--- Begin Recorded data ---
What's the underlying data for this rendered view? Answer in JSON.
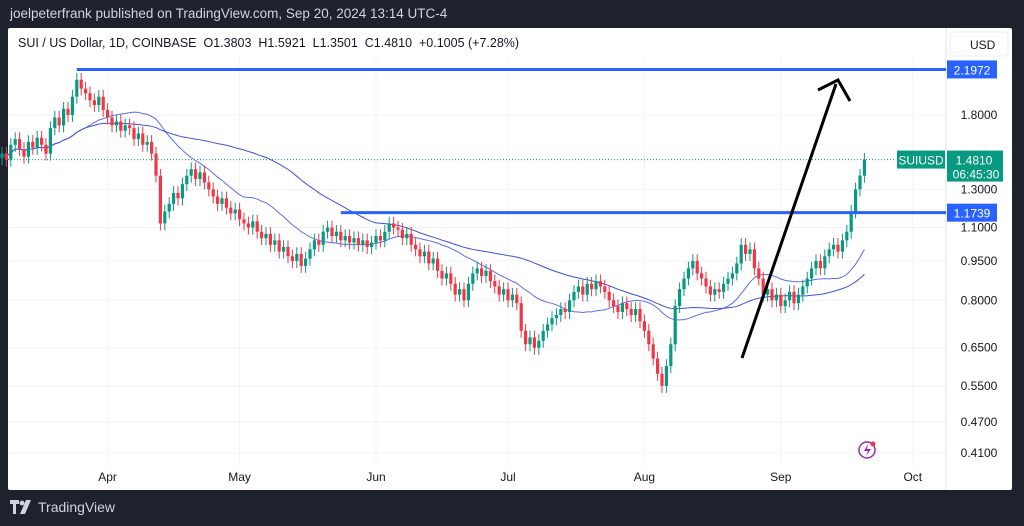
{
  "publisher_line": "joelpeterfrank published on TradingView.com, Sep 20, 2024 13:14 UTC-4",
  "legend": {
    "symbol": "SUI / US Dollar, 1D, COINBASE",
    "open": "O1.3803",
    "high": "H1.5921",
    "low": "L1.3501",
    "close": "C1.4810",
    "change": "+0.1005 (+7.28%)"
  },
  "footer": {
    "brand": "TradingView"
  },
  "colors": {
    "up": "#089981",
    "down": "#f23645",
    "ma_fast": "#5b6cf0",
    "ma_slow": "#3f51d8",
    "hline": "#2962ff",
    "label_bg": "#2962ff",
    "price_bg": "#089981",
    "background": "#1e222d"
  },
  "chart_data": {
    "type": "candlestick",
    "scale": "log",
    "currency_label": "USD",
    "start_date": "2024-03-08",
    "x_tick_labels": [
      "Apr",
      "May",
      "Jun",
      "Jul",
      "Aug",
      "Sep",
      "Oct"
    ],
    "y_tick_labels": [
      "1.8000",
      "1.3000",
      "1.1000",
      "0.9500",
      "0.8000",
      "0.6500",
      "0.5500",
      "0.4700",
      "0.4100"
    ],
    "ylim": [
      0.38,
      2.45
    ],
    "closes": [
      1.52,
      1.48,
      1.58,
      1.62,
      1.55,
      1.5,
      1.6,
      1.56,
      1.63,
      1.58,
      1.52,
      1.7,
      1.78,
      1.72,
      1.85,
      1.8,
      1.95,
      2.1,
      2.02,
      1.98,
      1.92,
      1.88,
      1.95,
      1.84,
      1.78,
      1.72,
      1.75,
      1.68,
      1.72,
      1.7,
      1.62,
      1.66,
      1.58,
      1.6,
      1.52,
      1.38,
      1.12,
      1.18,
      1.22,
      1.28,
      1.25,
      1.33,
      1.38,
      1.42,
      1.36,
      1.4,
      1.34,
      1.3,
      1.26,
      1.22,
      1.25,
      1.2,
      1.17,
      1.19,
      1.14,
      1.12,
      1.1,
      1.13,
      1.08,
      1.05,
      1.07,
      1.02,
      1.04,
      0.99,
      1.01,
      0.97,
      0.95,
      0.98,
      0.93,
      0.96,
      1.0,
      1.04,
      1.02,
      1.08,
      1.1,
      1.06,
      1.08,
      1.04,
      1.06,
      1.03,
      1.05,
      1.02,
      1.04,
      1.01,
      1.03,
      1.06,
      1.04,
      1.08,
      1.12,
      1.1,
      1.09,
      1.05,
      1.07,
      1.02,
      1.0,
      0.97,
      0.99,
      0.94,
      0.96,
      0.91,
      0.88,
      0.9,
      0.86,
      0.82,
      0.84,
      0.8,
      0.86,
      0.9,
      0.92,
      0.89,
      0.91,
      0.87,
      0.85,
      0.82,
      0.84,
      0.8,
      0.82,
      0.79,
      0.7,
      0.66,
      0.68,
      0.65,
      0.67,
      0.7,
      0.72,
      0.74,
      0.75,
      0.77,
      0.76,
      0.8,
      0.83,
      0.85,
      0.82,
      0.86,
      0.84,
      0.87,
      0.85,
      0.83,
      0.8,
      0.78,
      0.76,
      0.79,
      0.77,
      0.75,
      0.77,
      0.73,
      0.7,
      0.66,
      0.62,
      0.58,
      0.55,
      0.6,
      0.66,
      0.78,
      0.84,
      0.88,
      0.92,
      0.95,
      0.9,
      0.88,
      0.85,
      0.82,
      0.84,
      0.83,
      0.86,
      0.88,
      0.9,
      0.94,
      1.02,
      0.98,
      1.0,
      0.92,
      0.88,
      0.82,
      0.84,
      0.8,
      0.82,
      0.78,
      0.8,
      0.83,
      0.79,
      0.82,
      0.85,
      0.88,
      0.92,
      0.95,
      0.92,
      0.97,
      1.0,
      1.02,
      0.99,
      1.04,
      1.08,
      1.18,
      1.3,
      1.38,
      1.481
    ],
    "moving_averages": [
      {
        "type": "SMA",
        "period": 20
      },
      {
        "type": "SMA",
        "period": 50
      }
    ],
    "horizontal_levels": [
      {
        "value": 2.1972,
        "label": "2.1972",
        "from": "2024-03-25"
      },
      {
        "value": 1.1739,
        "label": "1.1739",
        "from": "2024-05-24"
      }
    ],
    "current_price": {
      "symbol": "SUIUSD",
      "value": "1.4810",
      "countdown": "06:45:30"
    },
    "annotation": "upward arrow from late Aug lows toward 2.1972"
  }
}
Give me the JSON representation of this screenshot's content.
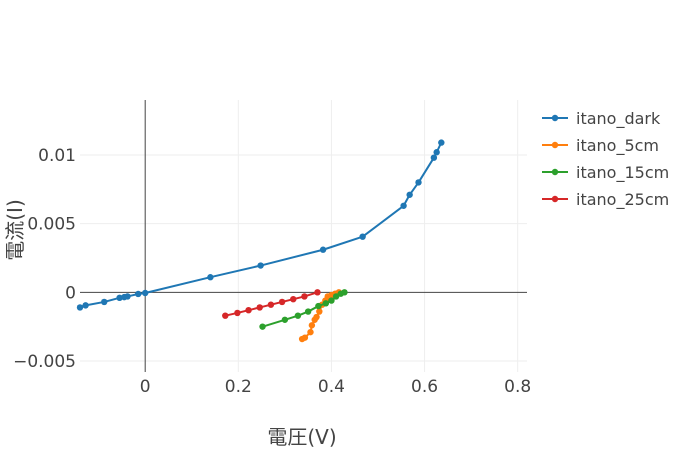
{
  "chart_data": {
    "type": "line",
    "title": "",
    "xlabel": "電圧(V)",
    "ylabel": "電流(I)",
    "xlim": [
      -0.14,
      0.82
    ],
    "ylim": [
      -0.0058,
      0.014
    ],
    "grid": true,
    "legend_position": "right",
    "x_ticks": [
      {
        "value": 0,
        "label": "0"
      },
      {
        "value": 0.2,
        "label": "0.2"
      },
      {
        "value": 0.4,
        "label": "0.4"
      },
      {
        "value": 0.6,
        "label": "0.6"
      },
      {
        "value": 0.8,
        "label": "0.8"
      }
    ],
    "y_ticks": [
      {
        "value": -0.005,
        "label": "−0.005"
      },
      {
        "value": 0,
        "label": "0"
      },
      {
        "value": 0.005,
        "label": "0.005"
      },
      {
        "value": 0.01,
        "label": "0.01"
      }
    ],
    "series": [
      {
        "name": "itano_dark",
        "color": "#1f77b4",
        "x": [
          -0.14,
          -0.128,
          -0.088,
          -0.055,
          -0.045,
          -0.038,
          -0.015,
          0.0,
          0.14,
          0.248,
          0.382,
          0.467,
          0.555,
          0.568,
          0.587,
          0.62,
          0.626,
          0.636
        ],
        "y": [
          -0.0011,
          -0.00095,
          -0.0007,
          -0.0004,
          -0.00035,
          -0.0003,
          -0.00012,
          -5e-05,
          0.0011,
          0.00195,
          0.0031,
          0.00405,
          0.0063,
          0.0071,
          0.008,
          0.0098,
          0.0102,
          0.0109
        ]
      },
      {
        "name": "itano_5cm",
        "color": "#ff7f0e",
        "x": [
          0.337,
          0.343,
          0.355,
          0.358,
          0.364,
          0.368,
          0.374,
          0.38,
          0.387,
          0.392,
          0.4,
          0.408,
          0.416
        ],
        "y": [
          -0.0034,
          -0.0033,
          -0.0029,
          -0.0024,
          -0.002,
          -0.0018,
          -0.0014,
          -0.0009,
          -0.0006,
          -0.0003,
          -0.0002,
          -0.0001,
          0.0
        ]
      },
      {
        "name": "itano_15cm",
        "color": "#2ca02c",
        "x": [
          0.252,
          0.3,
          0.328,
          0.35,
          0.372,
          0.388,
          0.4,
          0.41,
          0.42,
          0.428
        ],
        "y": [
          -0.0025,
          -0.002,
          -0.0017,
          -0.0014,
          -0.001,
          -0.0008,
          -0.0006,
          -0.0003,
          -0.0001,
          0.0
        ]
      },
      {
        "name": "itano_25cm",
        "color": "#d62728",
        "x": [
          0.172,
          0.198,
          0.222,
          0.246,
          0.27,
          0.294,
          0.318,
          0.342,
          0.37
        ],
        "y": [
          -0.0017,
          -0.0015,
          -0.0013,
          -0.0011,
          -0.0009,
          -0.0007,
          -0.0005,
          -0.0003,
          0.0
        ]
      }
    ]
  }
}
--- End Recorded data ---
- _The task_:
All records above are to be printed exactly, minus the pictures they contain.

- _Problem solution_:
What's the underlying data for this rendered view? Answer in JSON.
{
  "publisher_line": "joelpeterfrank published on TradingView.com, Sep 20, 2024 13:14 UTC-4",
  "legend": {
    "symbol": "SUI / US Dollar, 1D, COINBASE",
    "open": "O1.3803",
    "high": "H1.5921",
    "low": "L1.3501",
    "close": "C1.4810",
    "change": "+0.1005 (+7.28%)"
  },
  "footer": {
    "brand": "TradingView"
  },
  "colors": {
    "up": "#089981",
    "down": "#f23645",
    "ma_fast": "#5b6cf0",
    "ma_slow": "#3f51d8",
    "hline": "#2962ff",
    "label_bg": "#2962ff",
    "price_bg": "#089981",
    "background": "#1e222d"
  },
  "chart_data": {
    "type": "candlestick",
    "scale": "log",
    "currency_label": "USD",
    "start_date": "2024-03-08",
    "x_tick_labels": [
      "Apr",
      "May",
      "Jun",
      "Jul",
      "Aug",
      "Sep",
      "Oct"
    ],
    "y_tick_labels": [
      "1.8000",
      "1.3000",
      "1.1000",
      "0.9500",
      "0.8000",
      "0.6500",
      "0.5500",
      "0.4700",
      "0.4100"
    ],
    "ylim": [
      0.38,
      2.45
    ],
    "closes": [
      1.52,
      1.48,
      1.58,
      1.62,
      1.55,
      1.5,
      1.6,
      1.56,
      1.63,
      1.58,
      1.52,
      1.7,
      1.78,
      1.72,
      1.85,
      1.8,
      1.95,
      2.1,
      2.02,
      1.98,
      1.92,
      1.88,
      1.95,
      1.84,
      1.78,
      1.72,
      1.75,
      1.68,
      1.72,
      1.7,
      1.62,
      1.66,
      1.58,
      1.6,
      1.52,
      1.38,
      1.12,
      1.18,
      1.22,
      1.28,
      1.25,
      1.33,
      1.38,
      1.42,
      1.36,
      1.4,
      1.34,
      1.3,
      1.26,
      1.22,
      1.25,
      1.2,
      1.17,
      1.19,
      1.14,
      1.12,
      1.1,
      1.13,
      1.08,
      1.05,
      1.07,
      1.02,
      1.04,
      0.99,
      1.01,
      0.97,
      0.95,
      0.98,
      0.93,
      0.96,
      1.0,
      1.04,
      1.02,
      1.08,
      1.1,
      1.06,
      1.08,
      1.04,
      1.06,
      1.03,
      1.05,
      1.02,
      1.04,
      1.01,
      1.03,
      1.06,
      1.04,
      1.08,
      1.12,
      1.1,
      1.09,
      1.05,
      1.07,
      1.02,
      1.0,
      0.97,
      0.99,
      0.94,
      0.96,
      0.91,
      0.88,
      0.9,
      0.86,
      0.82,
      0.84,
      0.8,
      0.86,
      0.9,
      0.92,
      0.89,
      0.91,
      0.87,
      0.85,
      0.82,
      0.84,
      0.8,
      0.82,
      0.79,
      0.7,
      0.66,
      0.68,
      0.65,
      0.67,
      0.7,
      0.72,
      0.74,
      0.75,
      0.77,
      0.76,
      0.8,
      0.83,
      0.85,
      0.82,
      0.86,
      0.84,
      0.87,
      0.85,
      0.83,
      0.8,
      0.78,
      0.76,
      0.79,
      0.77,
      0.75,
      0.77,
      0.73,
      0.7,
      0.66,
      0.62,
      0.58,
      0.55,
      0.6,
      0.66,
      0.78,
      0.84,
      0.88,
      0.92,
      0.95,
      0.9,
      0.88,
      0.85,
      0.82,
      0.84,
      0.83,
      0.86,
      0.88,
      0.9,
      0.94,
      1.02,
      0.98,
      1.0,
      0.92,
      0.88,
      0.82,
      0.84,
      0.8,
      0.82,
      0.78,
      0.8,
      0.83,
      0.79,
      0.82,
      0.85,
      0.88,
      0.92,
      0.95,
      0.92,
      0.97,
      1.0,
      1.02,
      0.99,
      1.04,
      1.08,
      1.18,
      1.3,
      1.38,
      1.481
    ],
    "moving_averages": [
      {
        "type": "SMA",
        "period": 20
      },
      {
        "type": "SMA",
        "period": 50
      }
    ],
    "horizontal_levels": [
      {
        "value": 2.1972,
        "label": "2.1972",
        "from": "2024-03-25"
      },
      {
        "value": 1.1739,
        "label": "1.1739",
        "from": "2024-05-24"
      }
    ],
    "current_price": {
      "symbol": "SUIUSD",
      "value": "1.4810",
      "countdown": "06:45:30"
    },
    "annotation": "upward arrow from late Aug lows toward 2.1972"
  }
}
Give me the JSON representation of this screenshot's content.
{
  "chart_data": {
    "type": "line",
    "title": "",
    "xlabel": "電圧(V)",
    "ylabel": "電流(I)",
    "xlim": [
      -0.14,
      0.82
    ],
    "ylim": [
      -0.0058,
      0.014
    ],
    "grid": true,
    "legend_position": "right",
    "x_ticks": [
      {
        "value": 0,
        "label": "0"
      },
      {
        "value": 0.2,
        "label": "0.2"
      },
      {
        "value": 0.4,
        "label": "0.4"
      },
      {
        "value": 0.6,
        "label": "0.6"
      },
      {
        "value": 0.8,
        "label": "0.8"
      }
    ],
    "y_ticks": [
      {
        "value": -0.005,
        "label": "−0.005"
      },
      {
        "value": 0,
        "label": "0"
      },
      {
        "value": 0.005,
        "label": "0.005"
      },
      {
        "value": 0.01,
        "label": "0.01"
      }
    ],
    "series": [
      {
        "name": "itano_dark",
        "color": "#1f77b4",
        "x": [
          -0.14,
          -0.128,
          -0.088,
          -0.055,
          -0.045,
          -0.038,
          -0.015,
          0.0,
          0.14,
          0.248,
          0.382,
          0.467,
          0.555,
          0.568,
          0.587,
          0.62,
          0.626,
          0.636
        ],
        "y": [
          -0.0011,
          -0.00095,
          -0.0007,
          -0.0004,
          -0.00035,
          -0.0003,
          -0.00012,
          -5e-05,
          0.0011,
          0.00195,
          0.0031,
          0.00405,
          0.0063,
          0.0071,
          0.008,
          0.0098,
          0.0102,
          0.0109
        ]
      },
      {
        "name": "itano_5cm",
        "color": "#ff7f0e",
        "x": [
          0.337,
          0.343,
          0.355,
          0.358,
          0.364,
          0.368,
          0.374,
          0.38,
          0.387,
          0.392,
          0.4,
          0.408,
          0.416
        ],
        "y": [
          -0.0034,
          -0.0033,
          -0.0029,
          -0.0024,
          -0.002,
          -0.0018,
          -0.0014,
          -0.0009,
          -0.0006,
          -0.0003,
          -0.0002,
          -0.0001,
          0.0
        ]
      },
      {
        "name": "itano_15cm",
        "color": "#2ca02c",
        "x": [
          0.252,
          0.3,
          0.328,
          0.35,
          0.372,
          0.388,
          0.4,
          0.41,
          0.42,
          0.428
        ],
        "y": [
          -0.0025,
          -0.002,
          -0.0017,
          -0.0014,
          -0.001,
          -0.0008,
          -0.0006,
          -0.0003,
          -0.0001,
          0.0
        ]
      },
      {
        "name": "itano_25cm",
        "color": "#d62728",
        "x": [
          0.172,
          0.198,
          0.222,
          0.246,
          0.27,
          0.294,
          0.318,
          0.342,
          0.37
        ],
        "y": [
          -0.0017,
          -0.0015,
          -0.0013,
          -0.0011,
          -0.0009,
          -0.0007,
          -0.0005,
          -0.0003,
          0.0
        ]
      }
    ]
  }
}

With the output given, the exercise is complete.